Segment Start: PROVIDED MATERIAL
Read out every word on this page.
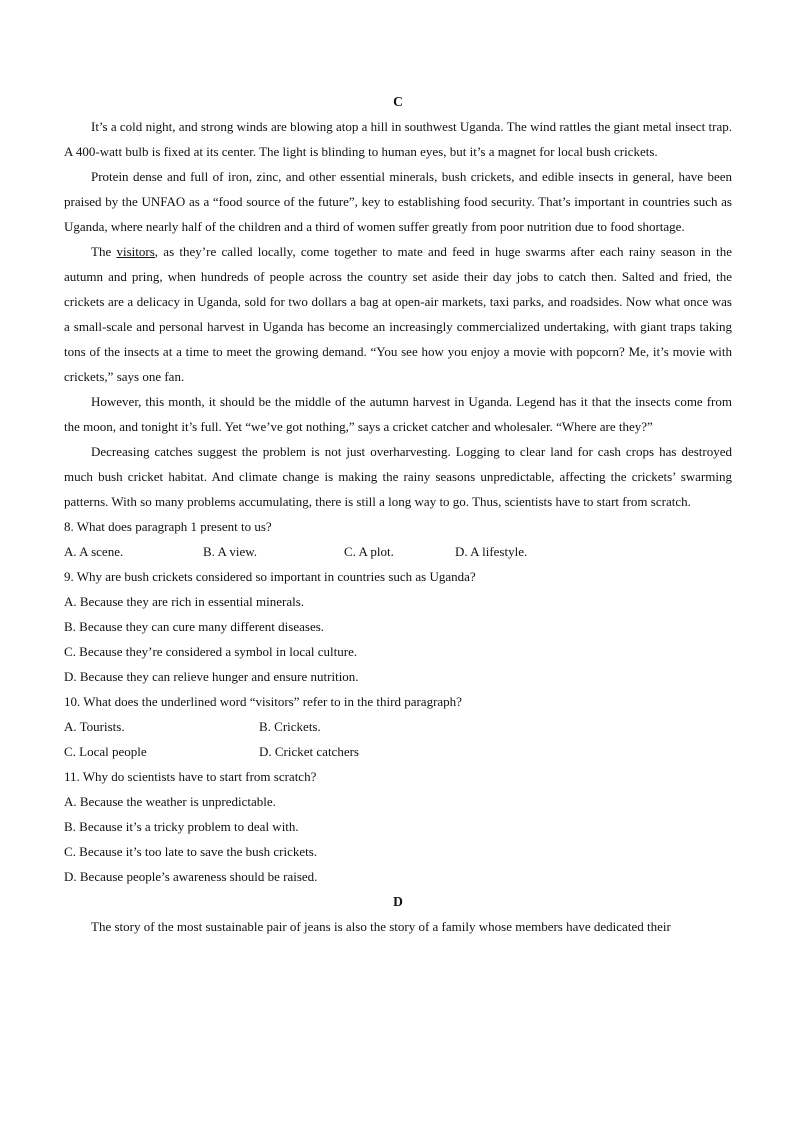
C

It’s a cold night, and strong winds are blowing atop a hill in southwest Uganda. The wind rattles the giant metal insect trap. A 400-watt bulb is fixed at its center. The light is blinding to human eyes, but it’s a magnet for local bush crickets.

Protein dense and full of iron, zinc, and other essential minerals, bush crickets, and edible insects in general, have been praised by the UNFAO as a “food source of the future”, key to establishing food security. That’s important in countries such as Uganda, where nearly half of the children and a third of women suffer greatly from poor nutrition due to food shortage.

The visitors, as they’re called locally, come together to mate and feed in huge swarms after each rainy season in the autumn and pring, when hundreds of people across the country set aside their day jobs to catch then. Salted and fried, the crickets are a delicacy in Uganda, sold for two dollars a bag at open-air markets, taxi parks, and roadsides. Now what once was a small-scale and personal harvest in Uganda has become an increasingly commercialized undertaking, with giant traps taking tons of the insects at a time to meet the growing demand. “You see how you enjoy a movie with popcorn? Me, it’s movie with crickets,” says one fan.

However, this month, it should be the middle of the autumn harvest in Uganda. Legend has it that the insects come from the moon, and tonight it’s full. Yet “we’ve got nothing,” says a cricket catcher and wholesaler. “Where are they?”

Decreasing catches suggest the problem is not just overharvesting. Logging to clear land for cash crops has destroyed much bush cricket habitat. And climate change is making the rainy seasons unpredictable, affecting the crickets’ swarming patterns. With so many problems accumulating, there is still a long way to go. Thus, scientists have to start from scratch.

8. What does paragraph 1 present to us?

A. A scene.	B. A view.	C. A plot.	D. A lifestyle.

9. Why are bush crickets considered so important in countries such as Uganda?

A. Because they are rich in essential minerals.

B. Because they can cure many different diseases.

C. Because they’re considered a symbol in local culture.

D. Because they can relieve hunger and ensure nutrition.

10. What does the underlined word “visitors” refer to in the third paragraph?

A. Tourists.	B. Crickets.
C. Local people	D. Cricket catchers

11. Why do scientists have to start from scratch?

A. Because the weather is unpredictable.

B. Because it’s a tricky problem to deal with.

C. Because it’s too late to save the bush crickets.

D. Because people’s awareness should be raised.

D

The story of the most sustainable pair of jeans is also the story of a family whose members have dedicated their
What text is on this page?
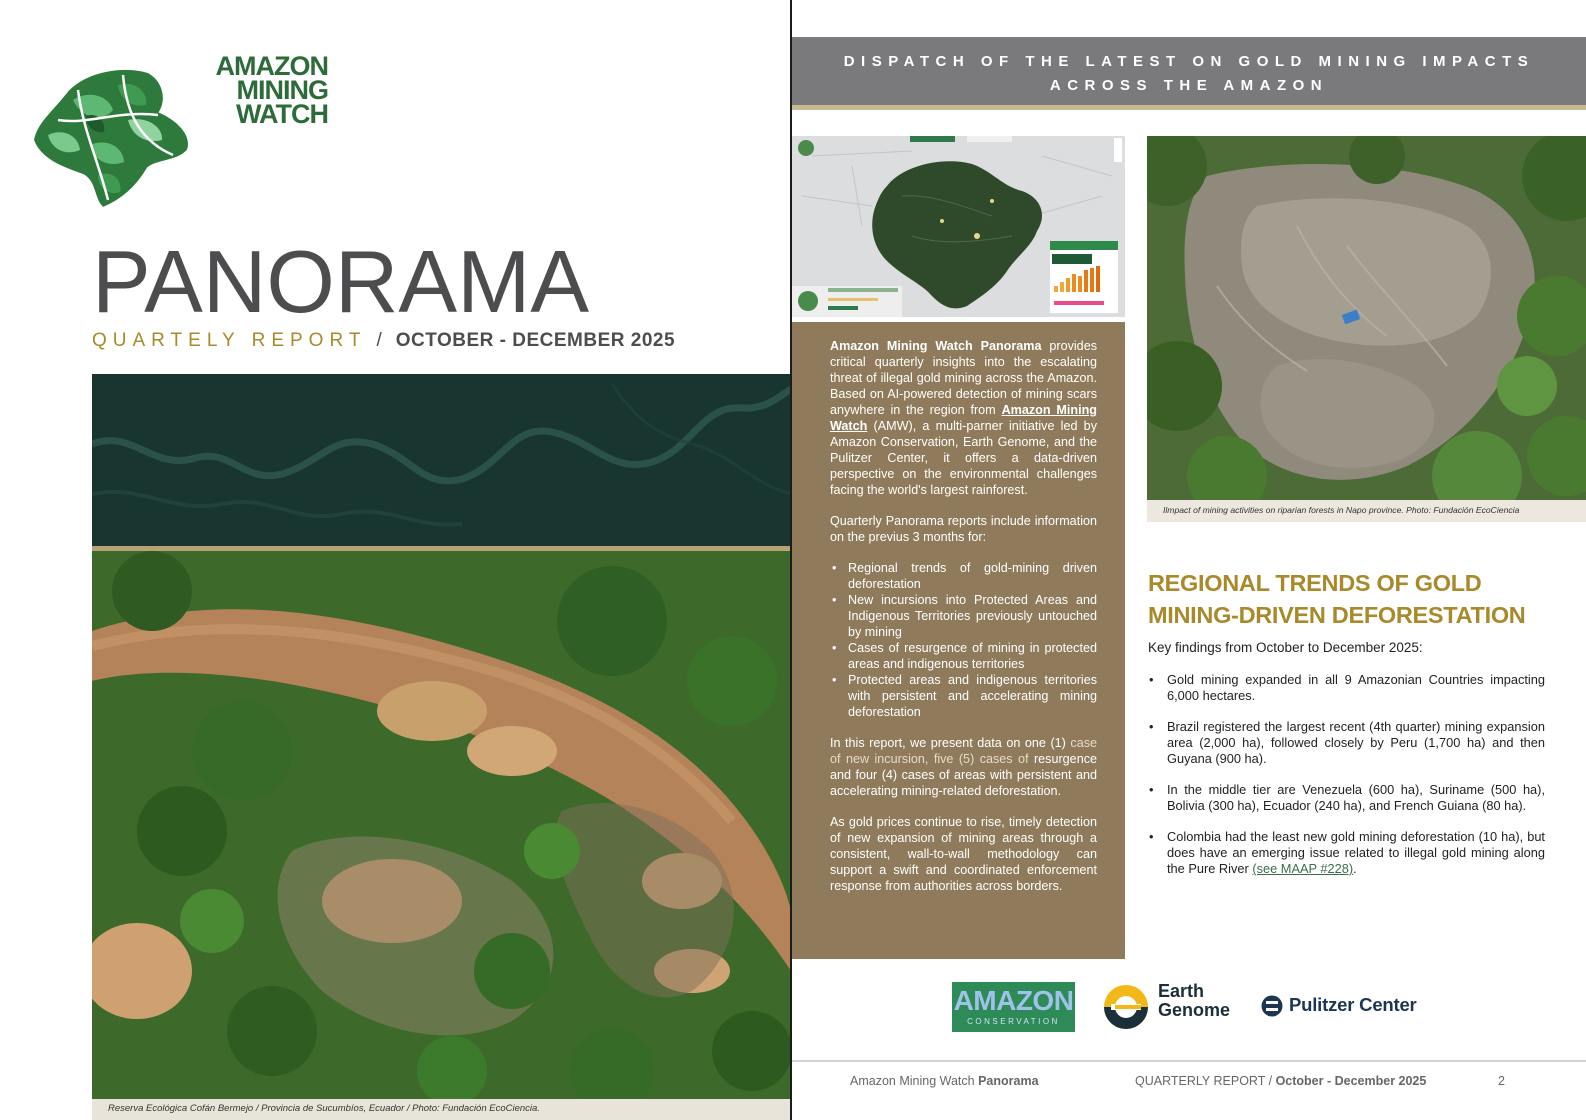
AMAZON
MINING
WATCH
PANORAMA
QUARTELY REPORT / OCTOBER - DECEMBER 2025
Reserva Ecológica Cofán Bermejo / Provincia de Sucumbíos, Ecuador / Photo: Fundación EcoCiencia.
DISPATCH OF THE LATEST ON GOLD MINING IMPACTS
ACROSS THE AMAZON

Amazon Mining Watch Panorama provides critical quarterly insights into the escalating threat of illegal gold mining across the Amazon. Based on AI-powered detection of mining scars anywhere in the region from Amazon Mining Watch (AMW), a multi-parner initiative led by Amazon Conservation, Earth Genome, and the Pulitzer Center, it offers a data-driven perspective on the environmental challenges facing the world's largest rainforest.

Quarterly Panorama reports include information on the previus 3 months for:

• Regional trends of gold-mining driven deforestation
• New incursions into Protected Areas and Indigenous Territories previously untouched by mining
• Cases of resurgence of mining in protected areas and indigenous territories
• Protected areas and indigenous territories with persistent and accelerating mining deforestation

In this report, we present data on one (1) case of new incursion, five (5) cases of resurgence and four (4) cases of areas with persistent and accelerating mining-related deforestation.

As gold prices continue to rise, timely detection of new expansion of mining areas through a consistent, wall-to-wall methodology can support a swift and coordinated enforcement response from authorities across borders.

Ilmpact of mining activities on riparian forests in Napo province. Photo: Fundación EcoCiencia
REGIONAL TRENDS OF GOLD
MINING-DRIVEN DEFORESTATION
Key findings from October to December 2025:
• Gold mining expanded in all 9 Amazonian Countries impacting 6,000 hectares.
• Brazil registered the largest recent (4th quarter) mining expansion area (2,000 ha), followed closely by Peru (1,700 ha) and then Guyana (900 ha).
• In the middle tier are Venezuela (600 ha), Suriname (500 ha), Bolivia (300 ha), Ecuador (240 ha), and French Guiana (80 ha).
• Colombia had the least new gold mining deforestation (10 ha), but does have an emerging issue related to illegal gold mining along the Pure River (see MAAP #228).
AMAZON
CONSERVATION
Earth
Genome	Pulitzer Center
Amazon Mining Watch Panorama	QUARTERLY REPORT / October - December 2025	2
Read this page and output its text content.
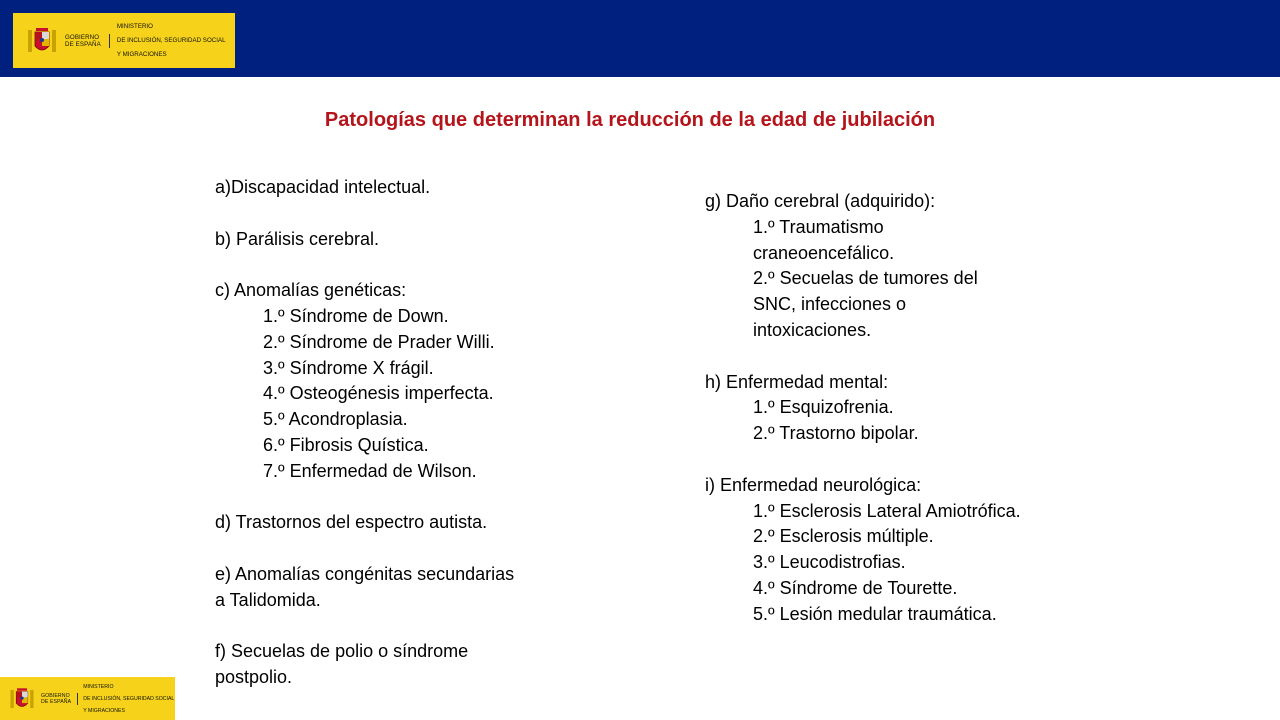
GOBIERNO
DE ESPAÑA

MINISTERIO

DE INCLUSIÓN, SEGURIDAD SOCIAL

Y MIGRACIONES

Patologías que determinan la reducción de la edad de jubilación
a)Discapacidad intelectual.
b) Parálisis cerebral.
c) Anomalías genéticas:
1.º Síndrome de Down.
2.º Síndrome de Prader Willi.
3.º Síndrome X frágil.
4.º Osteogénesis imperfecta.
5.º Acondroplasia.
6.º Fibrosis Quística.
7.º Enfermedad de Wilson.
d) Trastornos del espectro autista.
e) Anomalías congénitas secundarias a Talidomida.
f) Secuelas de polio o síndrome postpolio.
g) Daño cerebral (adquirido):
1.º Traumatismo craneoencefálico.
2.º Secuelas de tumores del SNC, infecciones o intoxicaciones.
h) Enfermedad mental:
1.º Esquizofrenia.
2.º Trastorno bipolar.
i) Enfermedad neurológica:
1.º Esclerosis Lateral Amiotrófica.
2.º Esclerosis múltiple.
3.º Leucodistrofias.
4.º Síndrome de Tourette.
5.º Lesión medular traumática.
GOBIERNO
DE ESPAÑA

MINISTERIO

DE INCLUSIÓN, SEGURIDAD SOCIAL

Y MIGRACIONES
Segment End: PROVIDED MATERIAL
**WORK INSTRUCTION**
Would you output the full listing exactly as it stands, minus the images?

**TASK RESPONSE**
Read out every word on this page.
C

It’s a cold night, and strong winds are blowing atop a hill in southwest Uganda. The wind rattles the giant metal insect trap. A 400-watt bulb is fixed at its center. The light is blinding to human eyes, but it’s a magnet for local bush crickets.

Protein dense and full of iron, zinc, and other essential minerals, bush crickets, and edible insects in general, have been praised by the UNFAO as a “food source of the future”, key to establishing food security. That’s important in countries such as Uganda, where nearly half of the children and a third of women suffer greatly from poor nutrition due to food shortage.

The visitors, as they’re called locally, come together to mate and feed in huge swarms after each rainy season in the autumn and pring, when hundreds of people across the country set aside their day jobs to catch then. Salted and fried, the crickets are a delicacy in Uganda, sold for two dollars a bag at open-air markets, taxi parks, and roadsides. Now what once was a small-scale and personal harvest in Uganda has become an increasingly commercialized undertaking, with giant traps taking tons of the insects at a time to meet the growing demand. “You see how you enjoy a movie with popcorn? Me, it’s movie with crickets,” says one fan.

However, this month, it should be the middle of the autumn harvest in Uganda. Legend has it that the insects come from the moon, and tonight it’s full. Yet “we’ve got nothing,” says a cricket catcher and wholesaler. “Where are they?”

Decreasing catches suggest the problem is not just overharvesting. Logging to clear land for cash crops has destroyed much bush cricket habitat. And climate change is making the rainy seasons unpredictable, affecting the crickets’ swarming patterns. With so many problems accumulating, there is still a long way to go. Thus, scientists have to start from scratch.

8. What does paragraph 1 present to us?

A. A scene.	B. A view.	C. A plot.	D. A lifestyle.

9. Why are bush crickets considered so important in countries such as Uganda?

A. Because they are rich in essential minerals.

B. Because they can cure many different diseases.

C. Because they’re considered a symbol in local culture.

D. Because they can relieve hunger and ensure nutrition.

10. What does the underlined word “visitors” refer to in the third paragraph?

A. Tourists.	B. Crickets.
C. Local people	D. Cricket catchers

11. Why do scientists have to start from scratch?

A. Because the weather is unpredictable.

B. Because it’s a tricky problem to deal with.

C. Because it’s too late to save the bush crickets.

D. Because people’s awareness should be raised.

D

The story of the most sustainable pair of jeans is also the story of a family whose members have dedicated their
What text is on this page?
AMAZON
MINING
WATCH
PANORAMA
QUARTELY REPORT / OCTOBER - DECEMBER 2025
Reserva Ecológica Cofán Bermejo / Provincia de Sucumbíos, Ecuador / Photo: Fundación EcoCiencia.
DISPATCH OF THE LATEST ON GOLD MINING IMPACTS
ACROSS THE AMAZON

Amazon Mining Watch Panorama provides critical quarterly insights into the escalating threat of illegal gold mining across the Amazon. Based on AI-powered detection of mining scars anywhere in the region from Amazon Mining Watch (AMW), a multi-parner initiative led by Amazon Conservation, Earth Genome, and the Pulitzer Center, it offers a data-driven perspective on the environmental challenges facing the world's largest rainforest.

Quarterly Panorama reports include information on the previus 3 months for:

• Regional trends of gold-mining driven deforestation
• New incursions into Protected Areas and Indigenous Territories previously untouched by mining
• Cases of resurgence of mining in protected areas and indigenous territories
• Protected areas and indigenous territories with persistent and accelerating mining deforestation

In this report, we present data on one (1) case of new incursion, five (5) cases of resurgence and four (4) cases of areas with persistent and accelerating mining-related deforestation.

As gold prices continue to rise, timely detection of new expansion of mining areas through a consistent, wall-to-wall methodology can support a swift and coordinated enforcement response from authorities across borders.

Ilmpact of mining activities on riparian forests in Napo province. Photo: Fundación EcoCiencia
REGIONAL TRENDS OF GOLD
MINING-DRIVEN DEFORESTATION
Key findings from October to December 2025:
• Gold mining expanded in all 9 Amazonian Countries impacting 6,000 hectares.
• Brazil registered the largest recent (4th quarter) mining expansion area (2,000 ha), followed closely by Peru (1,700 ha) and then Guyana (900 ha).
• In the middle tier are Venezuela (600 ha), Suriname (500 ha), Bolivia (300 ha), Ecuador (240 ha), and French Guiana (80 ha).
• Colombia had the least new gold mining deforestation (10 ha), but does have an emerging issue related to illegal gold mining along the Pure River (see MAAP #228).
AMAZON
CONSERVATION
Earth
Genome	Pulitzer Center
Amazon Mining Watch Panorama	QUARTERLY REPORT / October - December 2025	2
Read this page and output its text content.
GOBIERNO
DE ESPAÑA

MINISTERIO

DE INCLUSIÓN, SEGURIDAD SOCIAL

Y MIGRACIONES

Patologías que determinan la reducción de la edad de jubilación
a)Discapacidad intelectual.
b) Parálisis cerebral.
c) Anomalías genéticas:
1.º Síndrome de Down.
2.º Síndrome de Prader Willi.
3.º Síndrome X frágil.
4.º Osteogénesis imperfecta.
5.º Acondroplasia.
6.º Fibrosis Quística.
7.º Enfermedad de Wilson.
d) Trastornos del espectro autista.
e) Anomalías congénitas secundarias a Talidomida.
f) Secuelas de polio o síndrome postpolio.
g) Daño cerebral (adquirido):
1.º Traumatismo craneoencefálico.
2.º Secuelas de tumores del SNC, infecciones o intoxicaciones.
h) Enfermedad mental:
1.º Esquizofrenia.
2.º Trastorno bipolar.
i) Enfermedad neurológica:
1.º Esclerosis Lateral Amiotrófica.
2.º Esclerosis múltiple.
3.º Leucodistrofias.
4.º Síndrome de Tourette.
5.º Lesión medular traumática.
GOBIERNO
DE ESPAÑA

MINISTERIO

DE INCLUSIÓN, SEGURIDAD SOCIAL

Y MIGRACIONES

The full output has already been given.